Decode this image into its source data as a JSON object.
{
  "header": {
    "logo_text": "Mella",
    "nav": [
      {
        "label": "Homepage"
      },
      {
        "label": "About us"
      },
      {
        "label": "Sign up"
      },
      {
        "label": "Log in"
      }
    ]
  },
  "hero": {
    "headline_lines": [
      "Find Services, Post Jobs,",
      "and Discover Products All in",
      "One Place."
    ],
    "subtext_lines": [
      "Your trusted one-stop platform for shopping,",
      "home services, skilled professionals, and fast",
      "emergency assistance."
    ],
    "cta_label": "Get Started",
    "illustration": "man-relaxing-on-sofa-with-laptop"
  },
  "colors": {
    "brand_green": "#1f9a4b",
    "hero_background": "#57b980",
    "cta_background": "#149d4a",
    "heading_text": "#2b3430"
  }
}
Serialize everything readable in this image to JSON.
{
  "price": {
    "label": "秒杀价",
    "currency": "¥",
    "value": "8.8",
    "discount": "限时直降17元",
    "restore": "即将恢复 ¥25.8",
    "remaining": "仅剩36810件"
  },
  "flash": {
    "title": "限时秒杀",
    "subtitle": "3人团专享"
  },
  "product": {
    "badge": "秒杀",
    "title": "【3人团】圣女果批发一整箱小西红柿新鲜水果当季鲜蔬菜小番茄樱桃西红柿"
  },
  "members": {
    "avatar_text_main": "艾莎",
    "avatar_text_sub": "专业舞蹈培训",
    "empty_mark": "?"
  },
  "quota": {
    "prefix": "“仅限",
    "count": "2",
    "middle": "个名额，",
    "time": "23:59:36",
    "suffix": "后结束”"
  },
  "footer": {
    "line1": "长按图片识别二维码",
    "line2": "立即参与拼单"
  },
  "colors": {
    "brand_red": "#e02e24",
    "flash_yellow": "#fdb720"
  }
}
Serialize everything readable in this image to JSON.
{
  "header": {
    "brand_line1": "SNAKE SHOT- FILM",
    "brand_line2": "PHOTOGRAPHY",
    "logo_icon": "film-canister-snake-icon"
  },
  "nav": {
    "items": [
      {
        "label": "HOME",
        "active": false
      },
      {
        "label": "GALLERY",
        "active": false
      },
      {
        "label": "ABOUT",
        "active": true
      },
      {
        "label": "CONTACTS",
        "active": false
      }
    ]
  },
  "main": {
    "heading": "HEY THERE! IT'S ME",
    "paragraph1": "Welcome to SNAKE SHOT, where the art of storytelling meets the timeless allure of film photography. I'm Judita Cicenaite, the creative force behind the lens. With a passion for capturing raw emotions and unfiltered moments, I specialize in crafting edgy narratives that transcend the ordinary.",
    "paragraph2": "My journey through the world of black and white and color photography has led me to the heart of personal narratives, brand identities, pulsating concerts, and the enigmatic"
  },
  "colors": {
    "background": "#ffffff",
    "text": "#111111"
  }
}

--- --- ---

Extract the listing in its entirety, matching it exactly.

Decode this image into its source data as a JSON object.
{
  "header": {
    "logo_text": "Mella",
    "nav": [
      {
        "label": "Homepage"
      },
      {
        "label": "About us"
      },
      {
        "label": "Sign up"
      },
      {
        "label": "Log in"
      }
    ]
  },
  "hero": {
    "headline_lines": [
      "Find Services, Post Jobs,",
      "and Discover Products All in",
      "One Place."
    ],
    "subtext_lines": [
      "Your trusted one-stop platform for shopping,",
      "home services, skilled professionals, and fast",
      "emergency assistance."
    ],
    "cta_label": "Get Started",
    "illustration": "man-relaxing-on-sofa-with-laptop"
  },
  "colors": {
    "brand_green": "#1f9a4b",
    "hero_background": "#57b980",
    "cta_background": "#149d4a",
    "heading_text": "#2b3430"
  }
}
Serialize everything readable in this image to JSON.
{
  "price": {
    "label": "秒杀价",
    "currency": "¥",
    "value": "8.8",
    "discount": "限时直降17元",
    "restore": "即将恢复 ¥25.8",
    "remaining": "仅剩36810件"
  },
  "flash": {
    "title": "限时秒杀",
    "subtitle": "3人团专享"
  },
  "product": {
    "badge": "秒杀",
    "title": "【3人团】圣女果批发一整箱小西红柿新鲜水果当季鲜蔬菜小番茄樱桃西红柿"
  },
  "members": {
    "avatar_text_main": "艾莎",
    "avatar_text_sub": "专业舞蹈培训",
    "empty_mark": "?"
  },
  "quota": {
    "prefix": "“仅限",
    "count": "2",
    "middle": "个名额，",
    "time": "23:59:36",
    "suffix": "后结束”"
  },
  "footer": {
    "line1": "长按图片识别二维码",
    "line2": "立即参与拼单"
  },
  "colors": {
    "brand_red": "#e02e24",
    "flash_yellow": "#fdb720"
  }
}
Serialize everything readable in this image to JSON.
{
  "header": {
    "brand_line1": "SNAKE SHOT- FILM",
    "brand_line2": "PHOTOGRAPHY",
    "logo_icon": "film-canister-snake-icon"
  },
  "nav": {
    "items": [
      {
        "label": "HOME",
        "active": false
      },
      {
        "label": "GALLERY",
        "active": false
      },
      {
        "label": "ABOUT",
        "active": true
      },
      {
        "label": "CONTACTS",
        "active": false
      }
    ]
  },
  "main": {
    "heading": "HEY THERE! IT'S ME",
    "paragraph1": "Welcome to SNAKE SHOT, where the art of storytelling meets the timeless allure of film photography. I'm Judita Cicenaite, the creative force behind the lens. With a passion for capturing raw emotions and unfiltered moments, I specialize in crafting edgy narratives that transcend the ordinary.",
    "paragraph2": "My journey through the world of black and white and color photography has led me to the heart of personal narratives, brand identities, pulsating concerts, and the enigmatic"
  },
  "colors": {
    "background": "#ffffff",
    "text": "#111111"
  }
}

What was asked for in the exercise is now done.